What is required - Take every line from the material that has the word "name" in it.

Data section -
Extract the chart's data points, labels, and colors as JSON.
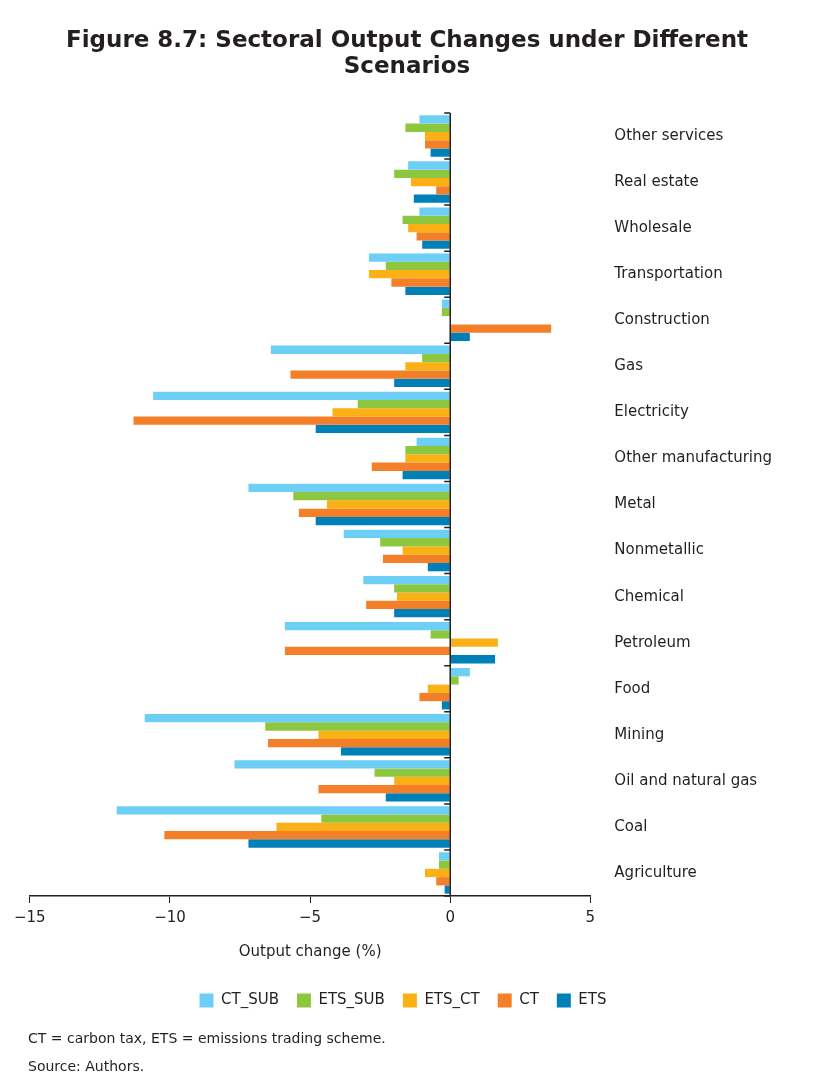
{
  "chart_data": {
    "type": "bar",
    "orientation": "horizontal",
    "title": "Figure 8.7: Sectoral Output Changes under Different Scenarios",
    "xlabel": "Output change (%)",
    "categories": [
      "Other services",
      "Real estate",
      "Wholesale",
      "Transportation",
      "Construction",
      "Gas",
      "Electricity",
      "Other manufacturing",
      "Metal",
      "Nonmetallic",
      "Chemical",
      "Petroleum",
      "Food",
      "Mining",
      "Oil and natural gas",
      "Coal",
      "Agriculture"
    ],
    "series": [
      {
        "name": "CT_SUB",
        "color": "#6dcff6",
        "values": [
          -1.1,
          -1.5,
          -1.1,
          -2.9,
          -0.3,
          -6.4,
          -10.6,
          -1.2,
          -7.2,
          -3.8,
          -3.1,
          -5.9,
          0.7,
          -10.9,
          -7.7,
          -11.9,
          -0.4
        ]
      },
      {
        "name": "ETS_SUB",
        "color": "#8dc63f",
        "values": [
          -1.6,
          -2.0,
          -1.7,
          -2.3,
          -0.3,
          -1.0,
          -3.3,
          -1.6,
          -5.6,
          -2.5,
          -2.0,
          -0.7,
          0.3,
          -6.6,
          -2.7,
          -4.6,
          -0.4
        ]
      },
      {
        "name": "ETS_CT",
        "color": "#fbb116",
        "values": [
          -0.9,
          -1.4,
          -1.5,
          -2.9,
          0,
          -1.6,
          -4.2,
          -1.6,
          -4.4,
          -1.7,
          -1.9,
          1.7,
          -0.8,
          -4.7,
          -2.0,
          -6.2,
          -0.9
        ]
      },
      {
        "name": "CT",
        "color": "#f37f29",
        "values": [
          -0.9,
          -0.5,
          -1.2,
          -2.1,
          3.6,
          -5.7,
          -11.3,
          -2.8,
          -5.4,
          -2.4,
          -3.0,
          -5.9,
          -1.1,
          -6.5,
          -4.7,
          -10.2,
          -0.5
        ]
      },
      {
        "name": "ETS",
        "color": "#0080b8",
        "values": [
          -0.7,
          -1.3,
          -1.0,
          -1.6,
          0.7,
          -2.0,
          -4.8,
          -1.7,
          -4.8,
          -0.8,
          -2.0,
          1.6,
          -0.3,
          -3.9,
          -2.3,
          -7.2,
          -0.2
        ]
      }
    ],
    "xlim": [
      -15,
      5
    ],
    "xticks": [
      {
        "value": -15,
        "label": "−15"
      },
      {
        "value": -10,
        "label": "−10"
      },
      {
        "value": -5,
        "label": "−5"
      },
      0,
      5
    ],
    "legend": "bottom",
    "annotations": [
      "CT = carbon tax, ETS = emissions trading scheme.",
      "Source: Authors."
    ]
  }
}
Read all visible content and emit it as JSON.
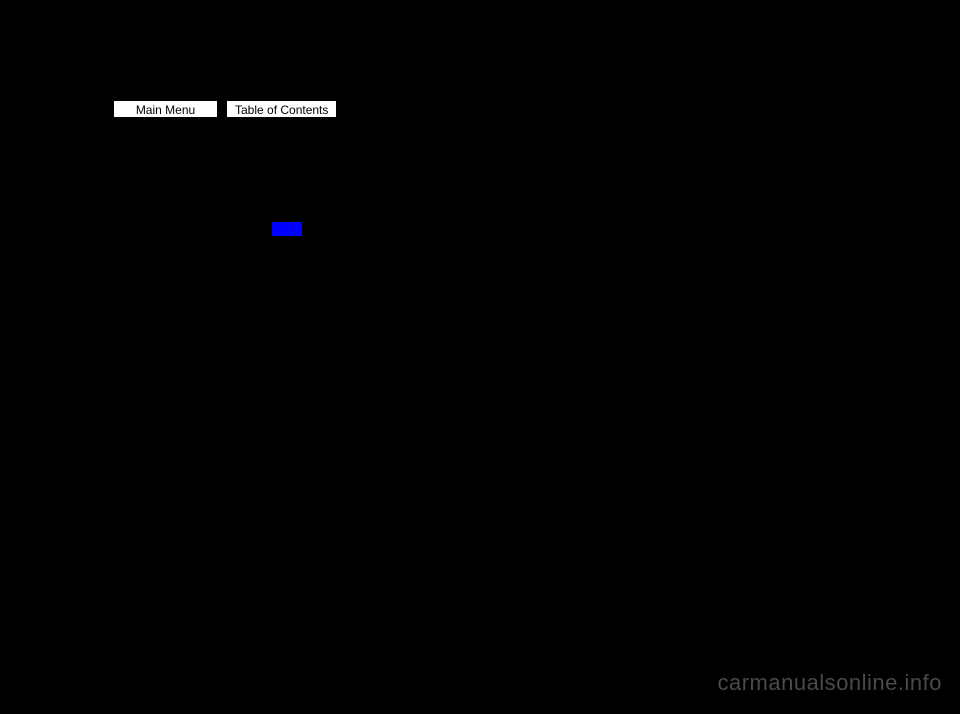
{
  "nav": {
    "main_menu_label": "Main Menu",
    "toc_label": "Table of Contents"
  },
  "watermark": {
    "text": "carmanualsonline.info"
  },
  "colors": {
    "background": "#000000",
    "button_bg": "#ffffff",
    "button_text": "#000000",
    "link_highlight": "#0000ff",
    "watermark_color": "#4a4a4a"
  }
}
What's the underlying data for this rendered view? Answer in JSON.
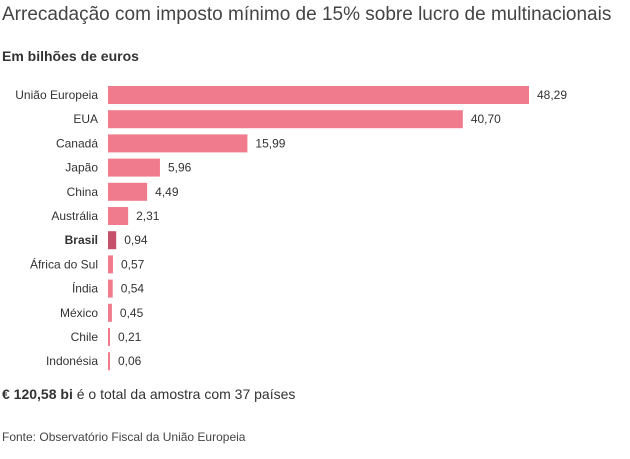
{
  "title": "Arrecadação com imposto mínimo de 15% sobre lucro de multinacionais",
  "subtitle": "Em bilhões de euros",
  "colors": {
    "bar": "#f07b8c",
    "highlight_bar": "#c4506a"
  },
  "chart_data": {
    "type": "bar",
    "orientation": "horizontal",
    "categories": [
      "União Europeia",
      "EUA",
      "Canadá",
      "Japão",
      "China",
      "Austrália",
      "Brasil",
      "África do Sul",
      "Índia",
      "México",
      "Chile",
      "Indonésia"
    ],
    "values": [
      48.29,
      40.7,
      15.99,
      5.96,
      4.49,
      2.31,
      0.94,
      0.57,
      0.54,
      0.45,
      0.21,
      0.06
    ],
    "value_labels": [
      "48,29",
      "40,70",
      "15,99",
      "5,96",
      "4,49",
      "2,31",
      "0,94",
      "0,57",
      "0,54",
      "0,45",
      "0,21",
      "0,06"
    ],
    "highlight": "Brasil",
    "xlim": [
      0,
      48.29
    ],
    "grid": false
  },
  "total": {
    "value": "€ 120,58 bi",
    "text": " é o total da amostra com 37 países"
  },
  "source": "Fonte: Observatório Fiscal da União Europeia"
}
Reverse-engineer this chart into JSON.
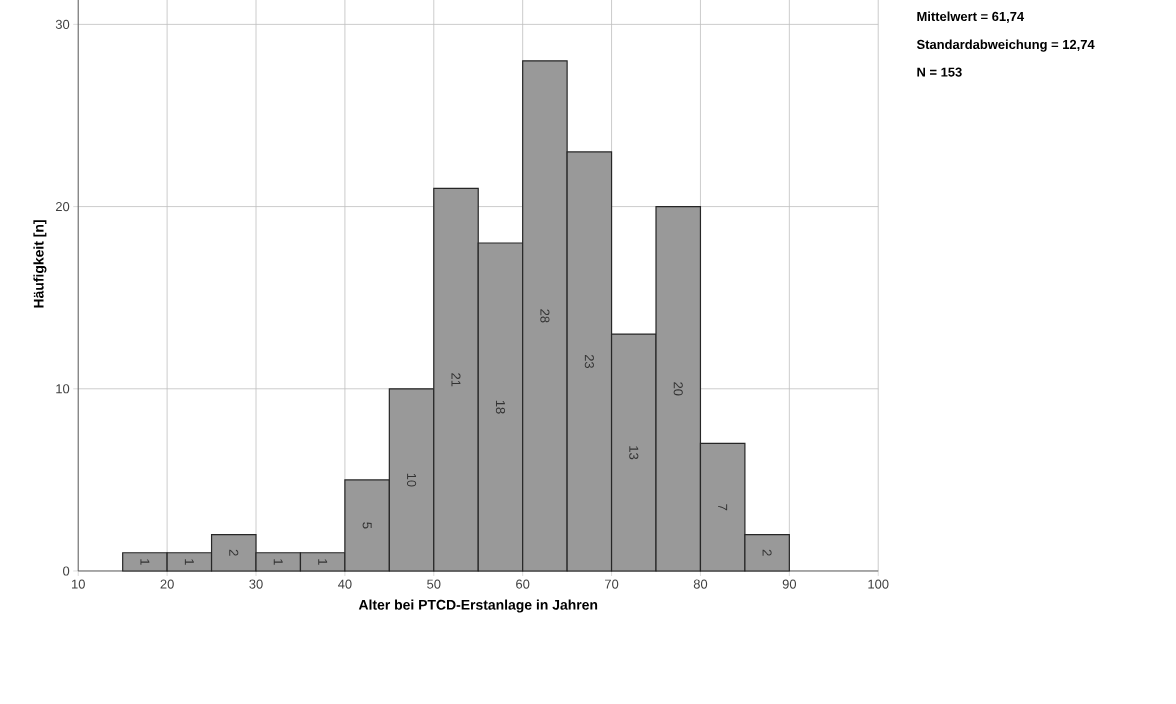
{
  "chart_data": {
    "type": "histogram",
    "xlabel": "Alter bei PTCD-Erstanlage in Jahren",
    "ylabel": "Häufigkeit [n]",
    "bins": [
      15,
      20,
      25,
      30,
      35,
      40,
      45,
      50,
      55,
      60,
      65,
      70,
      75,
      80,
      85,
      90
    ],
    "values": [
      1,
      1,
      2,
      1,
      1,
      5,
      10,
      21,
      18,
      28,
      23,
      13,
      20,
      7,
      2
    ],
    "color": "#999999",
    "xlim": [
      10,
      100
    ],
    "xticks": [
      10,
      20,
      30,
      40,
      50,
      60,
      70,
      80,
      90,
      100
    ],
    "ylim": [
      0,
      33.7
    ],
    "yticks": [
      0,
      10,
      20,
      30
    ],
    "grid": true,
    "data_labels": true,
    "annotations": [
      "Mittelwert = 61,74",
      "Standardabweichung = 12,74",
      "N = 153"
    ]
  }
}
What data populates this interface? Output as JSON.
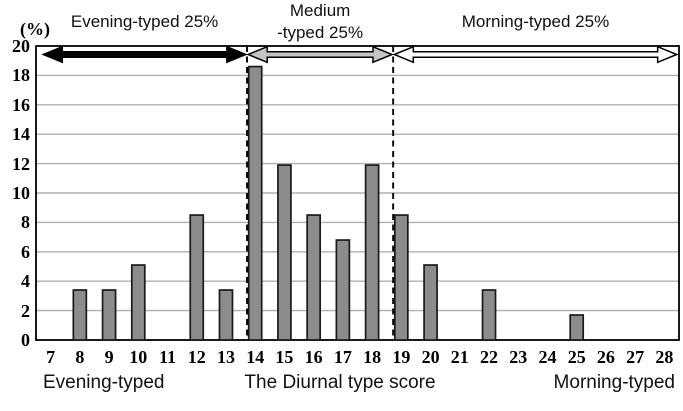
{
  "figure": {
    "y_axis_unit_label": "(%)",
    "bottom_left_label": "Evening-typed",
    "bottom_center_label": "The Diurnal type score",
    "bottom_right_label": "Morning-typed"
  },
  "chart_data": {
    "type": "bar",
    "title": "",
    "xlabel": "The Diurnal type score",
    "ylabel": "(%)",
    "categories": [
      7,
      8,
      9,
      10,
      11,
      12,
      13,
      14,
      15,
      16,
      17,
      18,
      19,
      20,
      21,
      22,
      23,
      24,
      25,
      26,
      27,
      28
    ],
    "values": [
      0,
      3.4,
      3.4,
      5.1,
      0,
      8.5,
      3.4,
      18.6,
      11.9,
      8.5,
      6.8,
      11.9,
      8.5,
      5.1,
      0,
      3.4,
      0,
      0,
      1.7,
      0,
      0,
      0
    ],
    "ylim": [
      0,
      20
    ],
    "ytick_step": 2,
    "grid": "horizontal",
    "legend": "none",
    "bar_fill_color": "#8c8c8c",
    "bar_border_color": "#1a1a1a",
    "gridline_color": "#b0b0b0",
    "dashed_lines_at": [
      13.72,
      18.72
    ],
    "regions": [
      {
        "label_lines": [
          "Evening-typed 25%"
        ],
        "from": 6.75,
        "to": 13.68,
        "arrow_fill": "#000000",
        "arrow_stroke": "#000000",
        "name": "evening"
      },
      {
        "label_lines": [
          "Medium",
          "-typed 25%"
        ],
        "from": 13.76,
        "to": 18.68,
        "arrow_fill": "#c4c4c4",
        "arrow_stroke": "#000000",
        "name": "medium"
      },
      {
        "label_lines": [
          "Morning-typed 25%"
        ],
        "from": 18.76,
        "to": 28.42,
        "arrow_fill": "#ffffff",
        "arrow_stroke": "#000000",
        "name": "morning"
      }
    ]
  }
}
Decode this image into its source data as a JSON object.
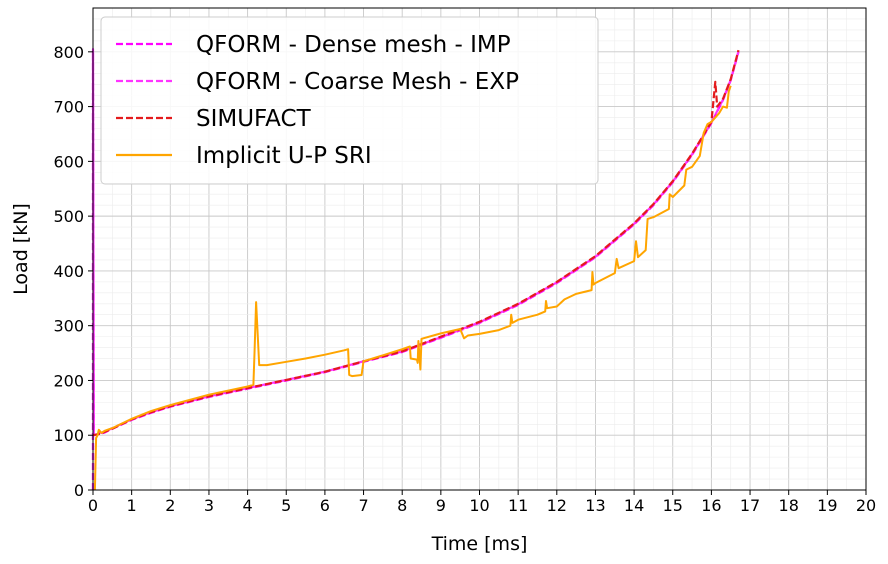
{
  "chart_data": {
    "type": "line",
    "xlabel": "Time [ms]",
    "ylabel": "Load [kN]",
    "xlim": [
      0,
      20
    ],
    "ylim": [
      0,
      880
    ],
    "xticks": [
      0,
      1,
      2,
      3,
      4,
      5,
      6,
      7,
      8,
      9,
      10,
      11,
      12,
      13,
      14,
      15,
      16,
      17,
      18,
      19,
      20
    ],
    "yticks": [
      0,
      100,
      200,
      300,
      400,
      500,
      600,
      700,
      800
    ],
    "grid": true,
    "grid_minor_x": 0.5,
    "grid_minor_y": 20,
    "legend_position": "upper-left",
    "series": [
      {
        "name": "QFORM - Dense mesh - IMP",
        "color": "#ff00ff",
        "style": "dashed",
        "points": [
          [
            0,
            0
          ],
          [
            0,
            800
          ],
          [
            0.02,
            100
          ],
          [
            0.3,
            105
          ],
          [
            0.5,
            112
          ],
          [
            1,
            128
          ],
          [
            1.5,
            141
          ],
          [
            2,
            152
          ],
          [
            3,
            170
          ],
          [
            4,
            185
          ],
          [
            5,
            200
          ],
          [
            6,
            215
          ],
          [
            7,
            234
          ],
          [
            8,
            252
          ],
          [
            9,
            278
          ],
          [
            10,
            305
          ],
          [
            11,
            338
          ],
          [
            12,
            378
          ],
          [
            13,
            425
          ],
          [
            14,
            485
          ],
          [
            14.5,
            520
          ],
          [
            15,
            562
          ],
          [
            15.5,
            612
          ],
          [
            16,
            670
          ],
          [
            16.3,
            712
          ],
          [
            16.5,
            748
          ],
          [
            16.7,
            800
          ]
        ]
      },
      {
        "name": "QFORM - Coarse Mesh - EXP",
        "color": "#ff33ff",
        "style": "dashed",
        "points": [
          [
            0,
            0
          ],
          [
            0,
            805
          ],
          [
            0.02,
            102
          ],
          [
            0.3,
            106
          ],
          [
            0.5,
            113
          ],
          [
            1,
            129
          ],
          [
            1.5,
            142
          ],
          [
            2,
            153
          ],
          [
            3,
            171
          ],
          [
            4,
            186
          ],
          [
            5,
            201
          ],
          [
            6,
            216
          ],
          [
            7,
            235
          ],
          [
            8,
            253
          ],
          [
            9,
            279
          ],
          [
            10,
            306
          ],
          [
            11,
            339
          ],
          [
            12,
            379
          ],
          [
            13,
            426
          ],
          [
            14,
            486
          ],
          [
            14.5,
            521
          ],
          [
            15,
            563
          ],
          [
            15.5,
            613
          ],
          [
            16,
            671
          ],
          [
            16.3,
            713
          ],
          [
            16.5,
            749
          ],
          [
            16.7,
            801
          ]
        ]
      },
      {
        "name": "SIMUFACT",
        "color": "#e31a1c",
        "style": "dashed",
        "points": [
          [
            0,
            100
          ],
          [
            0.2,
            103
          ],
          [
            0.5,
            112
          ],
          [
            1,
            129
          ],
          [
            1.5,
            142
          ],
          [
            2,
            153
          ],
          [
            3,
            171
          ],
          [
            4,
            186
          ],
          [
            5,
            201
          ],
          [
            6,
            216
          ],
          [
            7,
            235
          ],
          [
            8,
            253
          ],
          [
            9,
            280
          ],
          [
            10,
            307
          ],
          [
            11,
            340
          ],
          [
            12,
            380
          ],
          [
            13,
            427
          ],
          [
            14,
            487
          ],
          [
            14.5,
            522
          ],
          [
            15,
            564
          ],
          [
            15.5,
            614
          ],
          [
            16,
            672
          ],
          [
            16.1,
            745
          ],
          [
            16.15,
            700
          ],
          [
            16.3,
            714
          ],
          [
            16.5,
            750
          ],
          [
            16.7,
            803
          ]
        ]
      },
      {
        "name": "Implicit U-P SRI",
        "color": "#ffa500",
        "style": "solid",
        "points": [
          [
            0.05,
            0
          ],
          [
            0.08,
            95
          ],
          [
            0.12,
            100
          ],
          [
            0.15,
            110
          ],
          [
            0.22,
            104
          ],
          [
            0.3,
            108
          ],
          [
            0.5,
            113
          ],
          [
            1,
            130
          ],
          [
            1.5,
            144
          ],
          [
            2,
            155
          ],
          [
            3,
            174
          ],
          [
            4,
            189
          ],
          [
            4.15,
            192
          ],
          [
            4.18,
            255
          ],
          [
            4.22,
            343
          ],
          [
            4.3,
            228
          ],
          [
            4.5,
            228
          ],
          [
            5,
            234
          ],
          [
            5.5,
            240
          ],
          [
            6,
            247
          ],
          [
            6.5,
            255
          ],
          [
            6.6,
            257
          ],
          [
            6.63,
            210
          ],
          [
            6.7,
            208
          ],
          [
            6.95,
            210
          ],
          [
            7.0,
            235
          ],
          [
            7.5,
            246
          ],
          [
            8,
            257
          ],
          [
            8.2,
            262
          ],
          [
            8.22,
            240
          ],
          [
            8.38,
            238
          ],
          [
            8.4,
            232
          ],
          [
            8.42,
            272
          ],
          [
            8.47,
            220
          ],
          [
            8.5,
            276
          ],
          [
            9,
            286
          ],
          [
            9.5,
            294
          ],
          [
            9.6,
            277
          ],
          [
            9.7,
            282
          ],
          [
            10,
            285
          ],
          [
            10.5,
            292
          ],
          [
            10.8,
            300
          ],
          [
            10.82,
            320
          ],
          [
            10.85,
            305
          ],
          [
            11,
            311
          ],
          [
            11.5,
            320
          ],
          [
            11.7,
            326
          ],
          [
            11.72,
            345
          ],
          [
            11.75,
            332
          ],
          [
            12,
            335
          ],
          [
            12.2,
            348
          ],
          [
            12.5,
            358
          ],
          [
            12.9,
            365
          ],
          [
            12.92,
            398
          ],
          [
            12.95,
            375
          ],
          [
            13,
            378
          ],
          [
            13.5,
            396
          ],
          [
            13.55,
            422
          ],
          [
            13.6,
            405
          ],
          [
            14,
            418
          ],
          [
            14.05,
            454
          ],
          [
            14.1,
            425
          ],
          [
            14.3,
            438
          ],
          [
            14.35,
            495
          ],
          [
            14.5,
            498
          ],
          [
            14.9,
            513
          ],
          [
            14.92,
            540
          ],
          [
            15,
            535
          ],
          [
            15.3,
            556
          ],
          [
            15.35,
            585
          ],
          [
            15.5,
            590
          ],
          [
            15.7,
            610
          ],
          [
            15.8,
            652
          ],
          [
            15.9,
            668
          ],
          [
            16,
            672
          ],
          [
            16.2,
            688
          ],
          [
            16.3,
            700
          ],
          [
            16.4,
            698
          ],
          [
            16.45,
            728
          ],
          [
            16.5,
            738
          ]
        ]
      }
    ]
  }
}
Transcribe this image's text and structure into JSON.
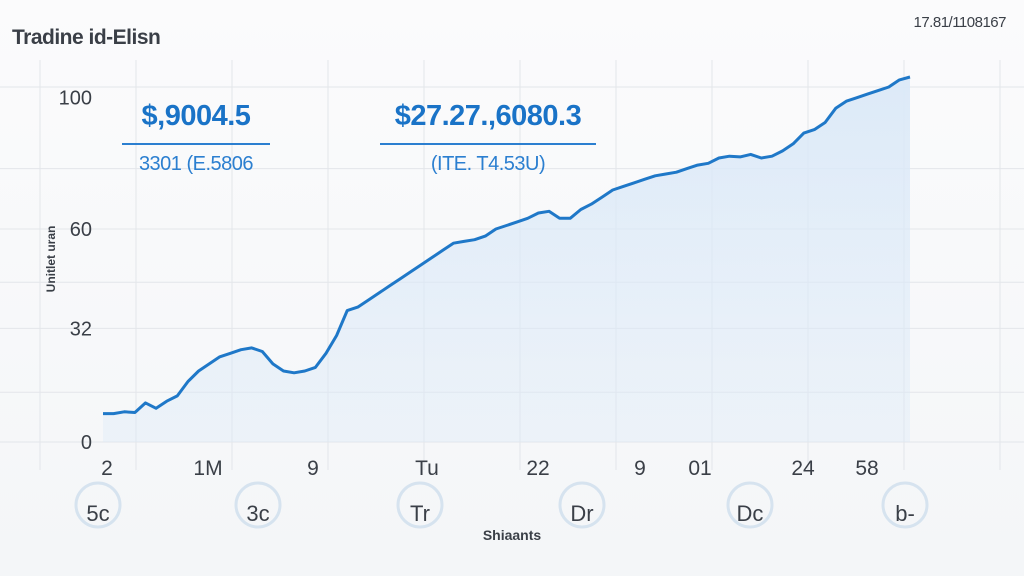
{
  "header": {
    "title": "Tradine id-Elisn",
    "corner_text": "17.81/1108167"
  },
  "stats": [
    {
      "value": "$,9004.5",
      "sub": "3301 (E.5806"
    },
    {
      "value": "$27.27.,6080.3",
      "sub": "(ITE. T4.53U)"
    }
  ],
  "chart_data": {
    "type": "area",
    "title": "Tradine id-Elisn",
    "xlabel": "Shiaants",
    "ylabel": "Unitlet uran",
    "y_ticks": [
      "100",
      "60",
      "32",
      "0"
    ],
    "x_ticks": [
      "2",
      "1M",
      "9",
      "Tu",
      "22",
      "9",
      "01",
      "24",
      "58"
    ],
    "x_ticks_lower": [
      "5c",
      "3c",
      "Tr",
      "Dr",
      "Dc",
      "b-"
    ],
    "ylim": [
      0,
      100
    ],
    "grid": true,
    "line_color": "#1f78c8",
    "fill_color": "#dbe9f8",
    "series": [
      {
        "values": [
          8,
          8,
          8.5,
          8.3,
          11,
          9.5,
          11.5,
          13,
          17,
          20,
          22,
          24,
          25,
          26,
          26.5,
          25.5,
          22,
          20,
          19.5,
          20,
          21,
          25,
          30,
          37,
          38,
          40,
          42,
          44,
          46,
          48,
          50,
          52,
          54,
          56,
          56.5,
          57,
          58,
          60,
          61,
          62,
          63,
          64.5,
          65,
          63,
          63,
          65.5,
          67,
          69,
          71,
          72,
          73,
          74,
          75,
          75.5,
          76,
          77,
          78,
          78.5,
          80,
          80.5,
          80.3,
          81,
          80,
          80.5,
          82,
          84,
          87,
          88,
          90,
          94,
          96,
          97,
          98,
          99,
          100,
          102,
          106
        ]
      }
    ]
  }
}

Response to the task -
        "name": "CT_SUB",
        "name": "ETS_SUB",
        "name": "ETS_CT",
        "name": "CT",
        "name": "ETS",
        "name": "evening"
        "name": "medium"
        "name": "morning"
        "name": "QFORM - Dense mesh - IMP",
        "name": "QFORM - Coarse Mesh - EXP",
        "name": "SIMUFACT",
        "name": "Implicit U-P SRI",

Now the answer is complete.